**Work to do**
In the data that follows, count the lines in which the word "would" occurs, and report that figure alone.

------------

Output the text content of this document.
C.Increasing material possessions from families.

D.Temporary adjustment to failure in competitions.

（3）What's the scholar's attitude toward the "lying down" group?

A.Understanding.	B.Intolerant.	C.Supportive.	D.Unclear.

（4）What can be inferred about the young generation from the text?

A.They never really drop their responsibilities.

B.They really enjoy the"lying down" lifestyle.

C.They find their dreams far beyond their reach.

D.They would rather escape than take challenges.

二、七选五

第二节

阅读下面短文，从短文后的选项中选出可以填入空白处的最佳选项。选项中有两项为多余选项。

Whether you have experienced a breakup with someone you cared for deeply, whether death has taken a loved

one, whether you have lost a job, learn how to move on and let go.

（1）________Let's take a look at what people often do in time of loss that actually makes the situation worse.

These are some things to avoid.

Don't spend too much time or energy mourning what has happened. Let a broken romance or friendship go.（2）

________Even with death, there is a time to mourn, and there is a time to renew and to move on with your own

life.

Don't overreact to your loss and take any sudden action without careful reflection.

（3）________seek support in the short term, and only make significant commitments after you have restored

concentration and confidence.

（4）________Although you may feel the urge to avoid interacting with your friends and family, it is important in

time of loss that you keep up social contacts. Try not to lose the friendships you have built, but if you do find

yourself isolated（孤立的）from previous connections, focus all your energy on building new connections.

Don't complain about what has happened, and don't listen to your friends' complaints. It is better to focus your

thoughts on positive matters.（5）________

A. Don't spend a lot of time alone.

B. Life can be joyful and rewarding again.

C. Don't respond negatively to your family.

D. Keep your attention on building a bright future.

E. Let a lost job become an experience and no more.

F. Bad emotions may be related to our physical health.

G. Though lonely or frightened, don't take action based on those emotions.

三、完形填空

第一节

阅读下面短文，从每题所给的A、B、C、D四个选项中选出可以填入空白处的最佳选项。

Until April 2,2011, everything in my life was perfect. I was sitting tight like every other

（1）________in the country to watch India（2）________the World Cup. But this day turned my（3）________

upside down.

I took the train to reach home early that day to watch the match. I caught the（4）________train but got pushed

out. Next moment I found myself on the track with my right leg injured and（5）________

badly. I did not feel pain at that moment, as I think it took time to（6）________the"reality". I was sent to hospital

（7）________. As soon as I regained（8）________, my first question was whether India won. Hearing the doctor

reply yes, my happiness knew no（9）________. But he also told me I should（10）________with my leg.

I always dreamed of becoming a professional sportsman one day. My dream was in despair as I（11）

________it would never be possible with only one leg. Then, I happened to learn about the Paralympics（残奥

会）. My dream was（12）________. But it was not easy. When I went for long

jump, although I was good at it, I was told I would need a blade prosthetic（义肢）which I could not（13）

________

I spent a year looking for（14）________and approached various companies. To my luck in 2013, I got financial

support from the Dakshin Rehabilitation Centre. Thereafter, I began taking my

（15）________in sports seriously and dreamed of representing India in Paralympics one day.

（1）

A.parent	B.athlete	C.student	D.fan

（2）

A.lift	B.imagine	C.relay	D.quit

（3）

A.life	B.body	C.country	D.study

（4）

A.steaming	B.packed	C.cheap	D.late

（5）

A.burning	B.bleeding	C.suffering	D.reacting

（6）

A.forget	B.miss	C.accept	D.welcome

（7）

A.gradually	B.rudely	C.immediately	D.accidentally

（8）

------------

**Exercise response**
3